DATASET EXTRACT
===
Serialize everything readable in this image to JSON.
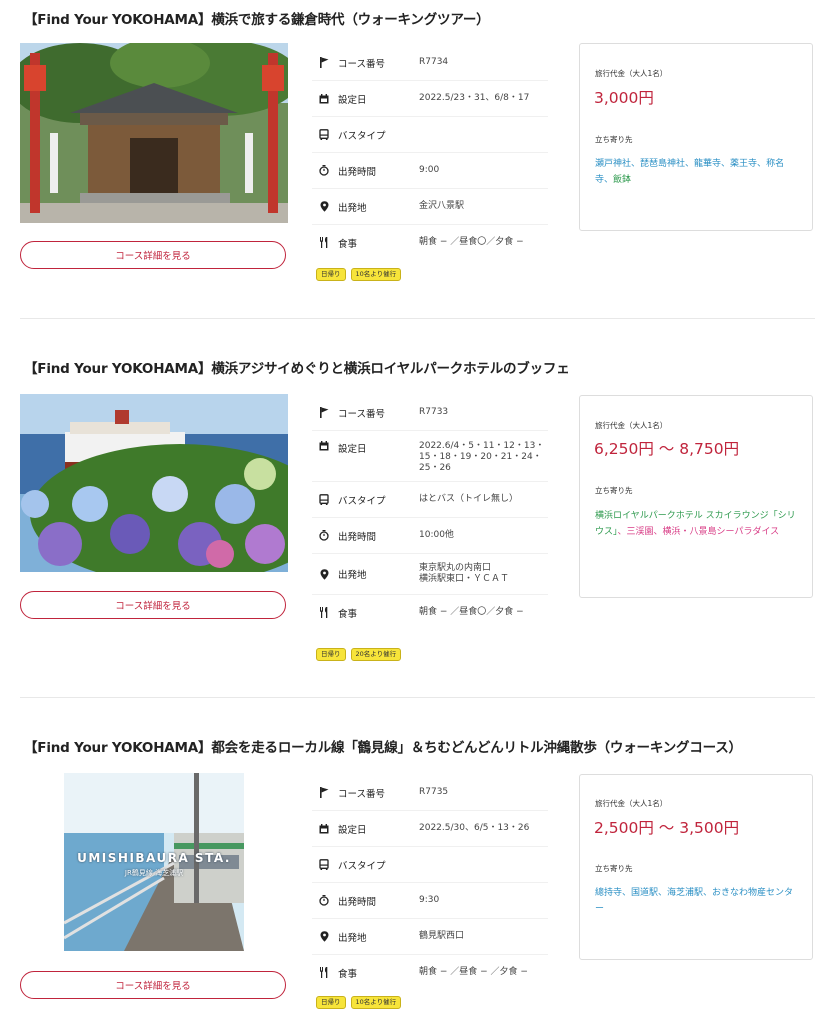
{
  "colors": {
    "accent": "#c0243c",
    "link": "#2a8fc4",
    "green": "#2e9a4e",
    "pink": "#d83c86",
    "badge": "#f7e43a"
  },
  "labels": {
    "course_no": "コース番号",
    "date": "設定日",
    "bus": "バスタイプ",
    "depart_time": "出発時間",
    "depart_place": "出発地",
    "meal": "食事",
    "price_label": "旅行代金（大人1名）",
    "stops_label": "立ち寄り先",
    "detail_button": "コース詳細を見る"
  },
  "icons": [
    "flag-icon",
    "calendar-icon",
    "bus-icon",
    "stopwatch-icon",
    "location-pin-icon",
    "cutlery-icon"
  ],
  "tours": [
    {
      "title": "【Find Your YOKOHAMA】横浜で旅する鎌倉時代（ウォーキングツアー）",
      "course_no": "R7734",
      "date": "2022.5/23・31、6/8・17",
      "bus": "",
      "depart_time": "9:00",
      "depart_place": "金沢八景駅",
      "meal": "朝食 − ／昼食〇／夕食 −",
      "badges": [
        "日帰り",
        "10名より催行"
      ],
      "price": "3,000円",
      "stops": [
        {
          "text": "瀬戸神社、",
          "color": "link"
        },
        {
          "text": "琵琶島神社、",
          "color": "link"
        },
        {
          "text": "龍華寺、",
          "color": "link"
        },
        {
          "text": "薬王寺、",
          "color": "link"
        },
        {
          "text": "称名寺、",
          "color": "link"
        },
        {
          "text": "飯鉢",
          "color": "green"
        }
      ]
    },
    {
      "title": "【Find Your YOKOHAMA】横浜アジサイめぐりと横浜ロイヤルパークホテルのブッフェ",
      "course_no": "R7733",
      "date": "2022.6/4・5・11・12・13・15・18・19・20・21・24・25・26",
      "bus": "はとバス（トイレ無し）",
      "depart_time": "10:00他",
      "depart_place": "東京駅丸の内南口\n横浜駅東口・ＹＣＡＴ",
      "meal": "朝食 − ／昼食〇／夕食 −",
      "badges": [
        "日帰り",
        "20名より催行"
      ],
      "price": "6,250円 〜 8,750円",
      "stops": [
        {
          "text": "横浜ロイヤルパークホテル スカイラウンジ「シリウス」",
          "color": "green"
        },
        {
          "text": "、三渓園、",
          "color": "pink"
        },
        {
          "text": "横浜・八景島シーパラダイス",
          "color": "pink"
        }
      ]
    },
    {
      "title": "【Find Your YOKOHAMA】都会を走るローカル線「鶴見線」＆ちむどんどんリトル沖縄散歩（ウォーキングコース）",
      "course_no": "R7735",
      "date": "2022.5/30、6/5・13・26",
      "bus": "",
      "depart_time": "9:30",
      "depart_place": "鶴見駅西口",
      "meal": "朝食 − ／昼食 − ／夕食 −",
      "badges": [
        "日帰り",
        "10名より催行"
      ],
      "price": "2,500円 〜 3,500円",
      "stops": [
        {
          "text": "總持寺、",
          "color": "link"
        },
        {
          "text": "国道駅、",
          "color": "link"
        },
        {
          "text": "海芝浦駅、",
          "color": "link"
        },
        {
          "text": "おきなわ物産センター",
          "color": "link"
        }
      ],
      "photo_text": {
        "main": "UMISHIBAURA STA.",
        "sub": "JR鶴見線 海芝浦駅"
      }
    }
  ]
}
===
GOAL
Pull every line holding "meal" out of the records.

EXPECTED ANSWER
    "meal": "食事",
      "meal": "朝食 − ／昼食〇／夕食 −",
      "meal": "朝食 − ／昼食〇／夕食 −",
      "meal": "朝食 − ／昼食 − ／夕食 −",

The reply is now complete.